(Page content transcription data)
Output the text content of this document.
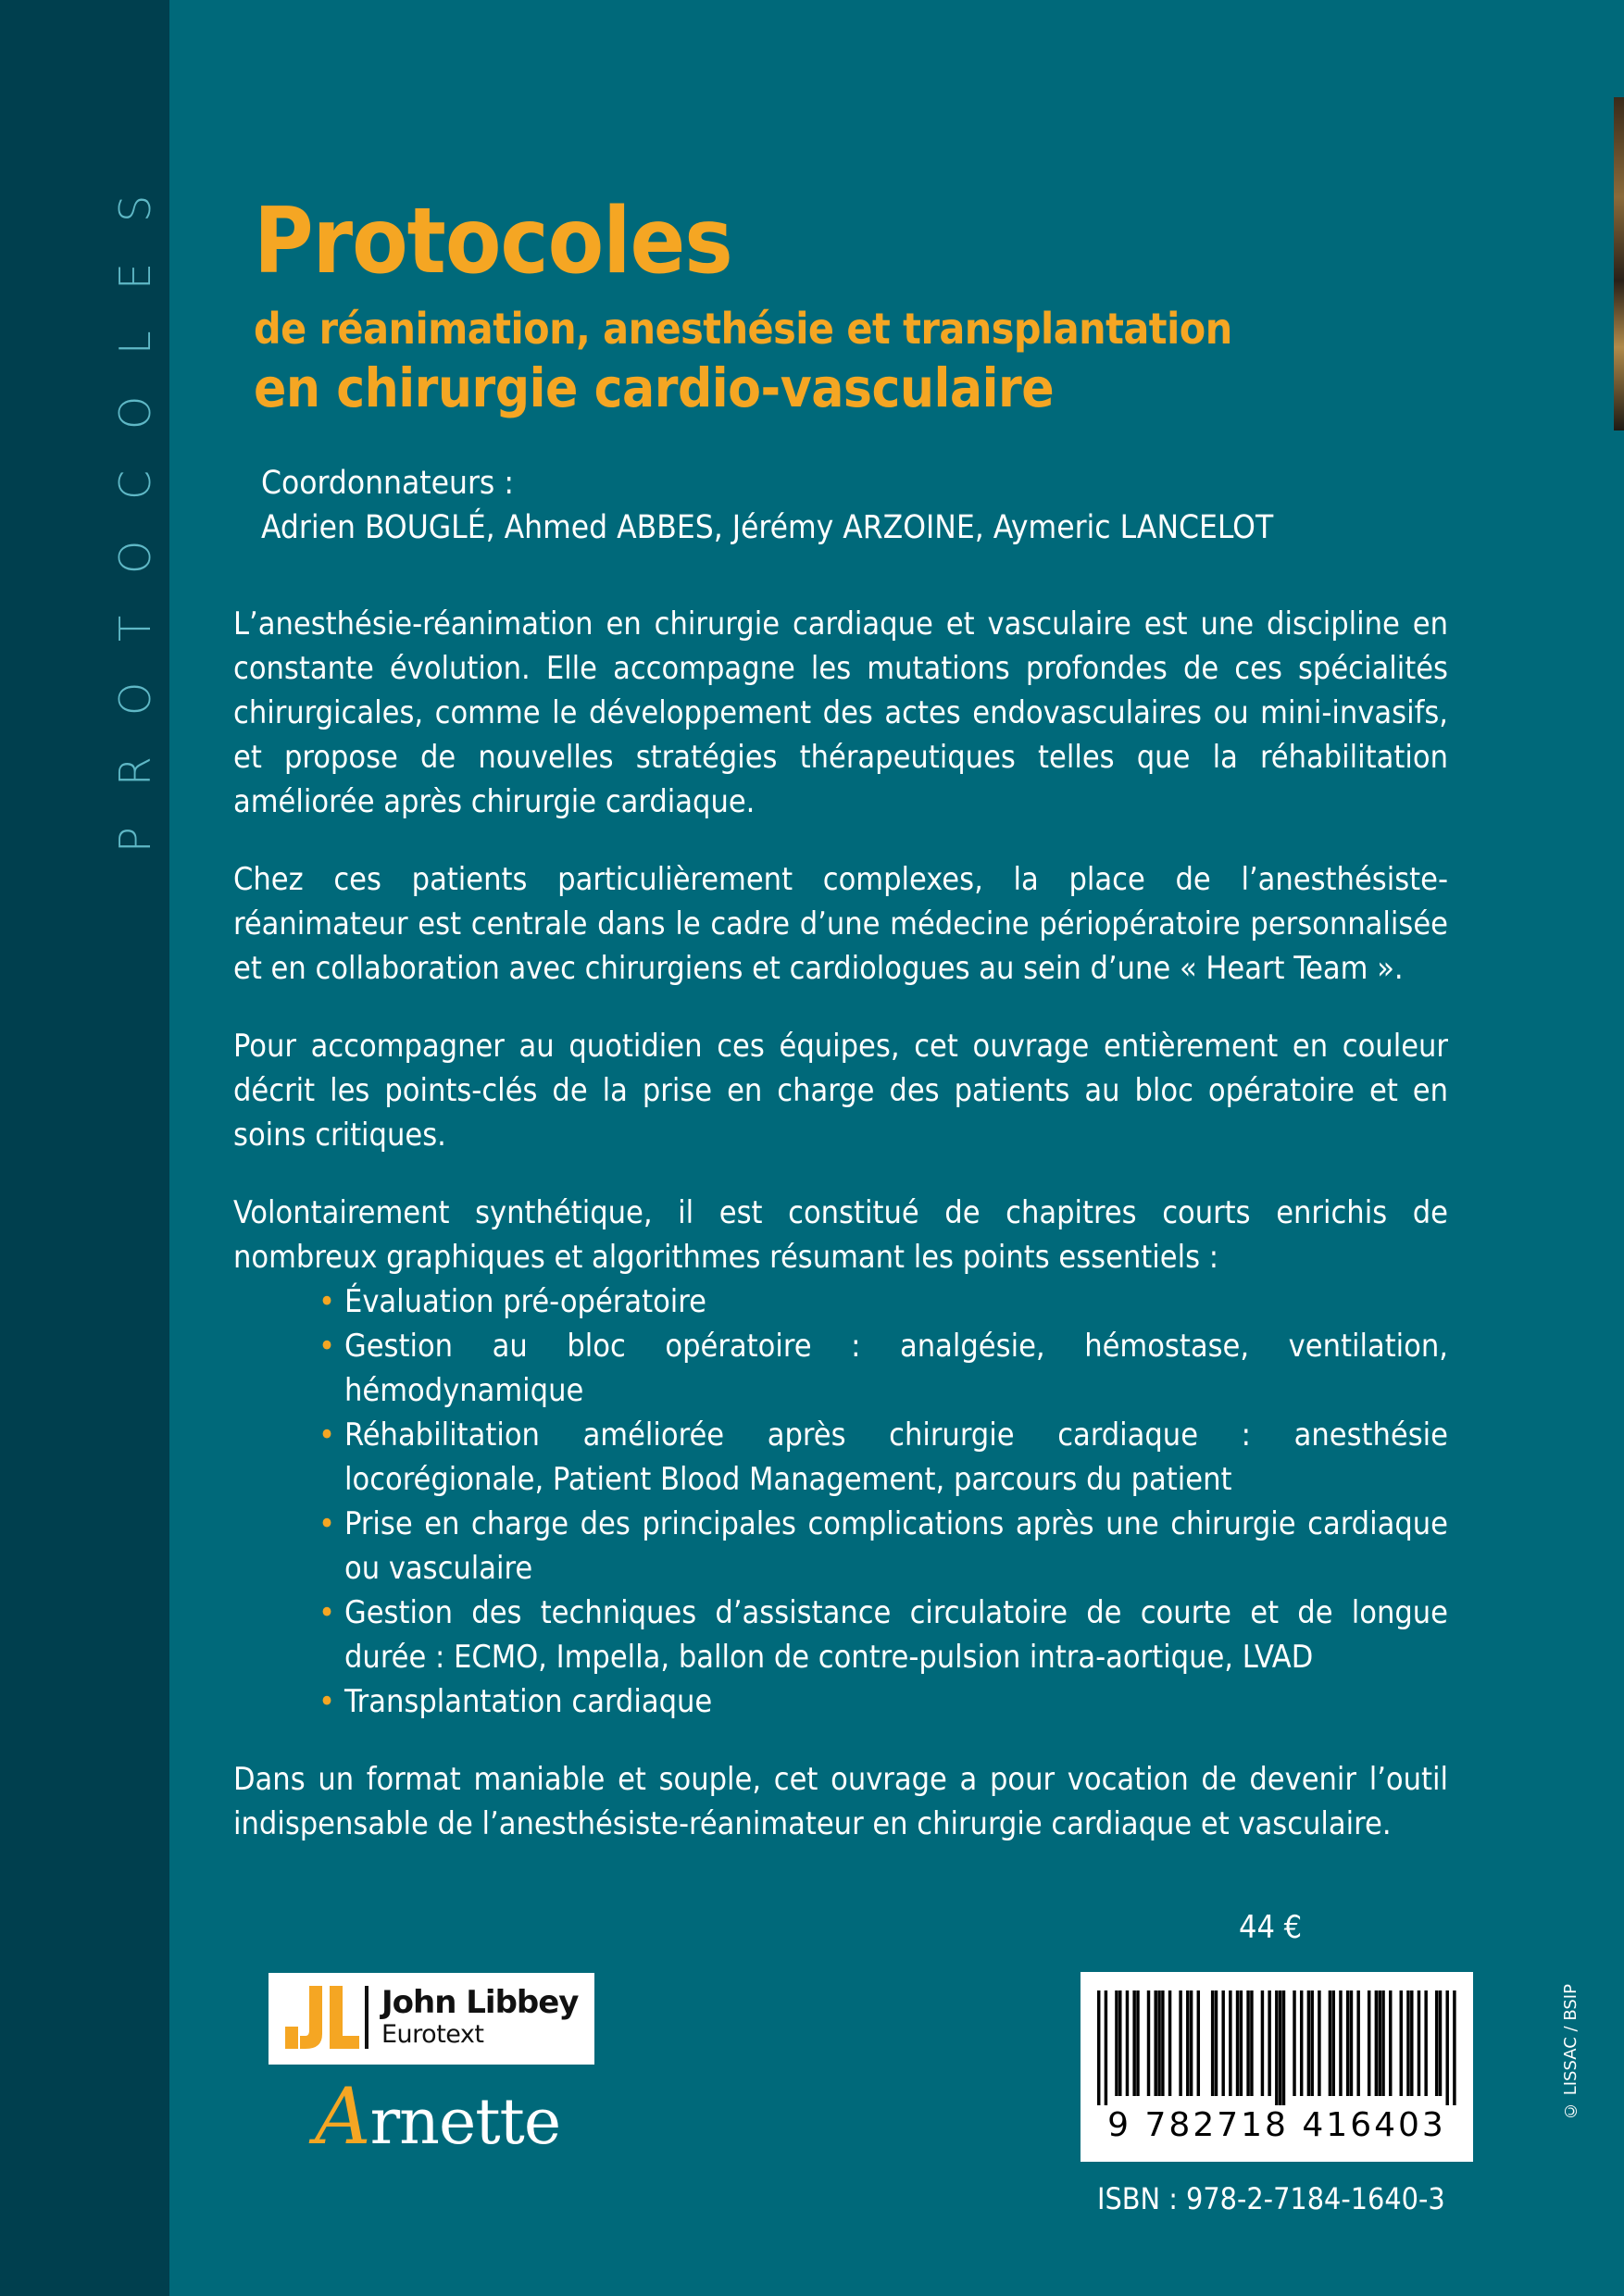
P
R
O
T
O
C
O
L
E
S Protocoles
de réanimation, anesthésie et transplantation
en chirurgie cardio-vasculaire
Coordonnateurs :
Adrien BOUGLÉ, Ahmed ABBES, Jérémy ARZOINE, Aymeric LANCELOT

L’anesthésie-réanimation en chirurgie cardiaque et vasculaire est une discipline en constante évolution. Elle accompagne les mutations profondes de ces spécialités chirurgicales, comme le développement des actes endovasculaires ou mini-invasifs, et propose de nouvelles stratégies thérapeutiques telles que la réhabilitation améliorée après chirurgie cardiaque.

Chez ces patients particulièrement complexes, la place de l’anesthésiste-réanimateur est centrale dans le cadre d’une médecine périopératoire personnalisée et en collaboration avec chirurgiens et cardiologues au sein d’une « Heart Team ».

Pour accompagner au quotidien ces équipes, cet ouvrage entièrement en couleur décrit les points-clés de la prise en charge des patients au bloc opératoire et en soins critiques.

Volontairement synthétique, il est constitué de chapitres courts enrichis de nombreux graphiques et algorithmes résumant les points essentiels :

• Évaluation pré-opératoire
• Gestion au bloc opératoire : analgésie, hémostase, ventilation, hémodynamique
• Réhabilitation améliorée après chirurgie cardiaque : anesthésie locorégionale, Patient Blood Management, parcours du patient
• Prise en charge des principales complications après une chirurgie cardiaque ou vasculaire
• Gestion des techniques d’assistance circulatoire de courte et de longue durée : ECMO, Impella, ballon de contre-pulsion intra-aortique, LVAD
• Transplantation cardiaque

Dans un format maniable et souple, cet ouvrage a pour vocation de devenir l’outil indispensable de l’anesthésiste-réanimateur en chirurgie cardiaque et vasculaire.

44 €
John Libbey
Eurotext
Arnette	9 782718 416403
ISBN : 978-2-7184-1640-3
© LISSAC / BSIP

_Problem_.
Copy the entries precisely, images excluded.

_Solution to this task_.
Output the text content of this document.
P
R
O
T
O
C
O
L
E
S Protocoles
de réanimation, anesthésie et transplantation
en chirurgie cardio-vasculaire
Coordonnateurs :
Adrien BOUGLÉ, Ahmed ABBES, Jérémy ARZOINE, Aymeric LANCELOT

L’anesthésie-réanimation en chirurgie cardiaque et vasculaire est une discipline en constante évolution. Elle accompagne les mutations profondes de ces spécialités chirurgicales, comme le développement des actes endovasculaires ou mini-invasifs, et propose de nouvelles stratégies thérapeutiques telles que la réhabilitation améliorée après chirurgie cardiaque.

Chez ces patients particulièrement complexes, la place de l’anesthésiste-réanimateur est centrale dans le cadre d’une médecine périopératoire personnalisée et en collaboration avec chirurgiens et cardiologues au sein d’une « Heart Team ».

Pour accompagner au quotidien ces équipes, cet ouvrage entièrement en couleur décrit les points-clés de la prise en charge des patients au bloc opératoire et en soins critiques.

Volontairement synthétique, il est constitué de chapitres courts enrichis de nombreux graphiques et algorithmes résumant les points essentiels :

• Évaluation pré-opératoire
• Gestion au bloc opératoire : analgésie, hémostase, ventilation, hémodynamique
• Réhabilitation améliorée après chirurgie cardiaque : anesthésie locorégionale, Patient Blood Management, parcours du patient
• Prise en charge des principales complications après une chirurgie cardiaque ou vasculaire
• Gestion des techniques d’assistance circulatoire de courte et de longue durée : ECMO, Impella, ballon de contre-pulsion intra-aortique, LVAD
• Transplantation cardiaque

Dans un format maniable et souple, cet ouvrage a pour vocation de devenir l’outil indispensable de l’anesthésiste-réanimateur en chirurgie cardiaque et vasculaire.

44 €
John Libbey
Eurotext
Arnette	9 782718 416403
ISBN : 978-2-7184-1640-3
© LISSAC / BSIP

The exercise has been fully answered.